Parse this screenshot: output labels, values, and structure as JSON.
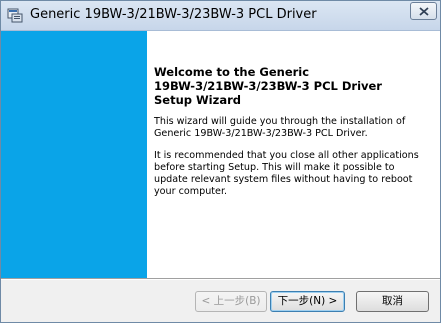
{
  "window": {
    "title": "Generic 19BW-3/21BW-3/23BW-3 PCL Driver"
  },
  "welcome": {
    "heading": "Welcome to the Generic\n19BW-3/21BW-3/23BW-3 PCL Driver\nSetup Wizard",
    "paragraph1": "This wizard will guide you through the installation of\nGeneric 19BW-3/21BW-3/23BW-3 PCL Driver.",
    "paragraph2": "It is recommended that you close all other applications\nbefore starting Setup. This will make it possible to\nupdate relevant system files without having to reboot\nyour computer."
  },
  "buttons": {
    "back": "< 上一步(B)",
    "next": "下一步(N) >",
    "cancel": "取消"
  },
  "colors": {
    "side_panel": "#0aa4e8",
    "content_background": "#ffffff",
    "footer_background": "#f0f0f0"
  }
}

·····

### AIM
Looking at the data above, show all lines where the word "Driver" occurs.

### TASK SOLUTION
    "title": "Generic 19BW-3/21BW-3/23BW-3 PCL Driver"
    "heading": "Welcome to the Generic\n19BW-3/21BW-3/23BW-3 PCL Driver\nSetup Wizard",
    "paragraph1": "This wizard will guide you through the installation of\nGeneric 19BW-3/21BW-3/23BW-3 PCL Driver.",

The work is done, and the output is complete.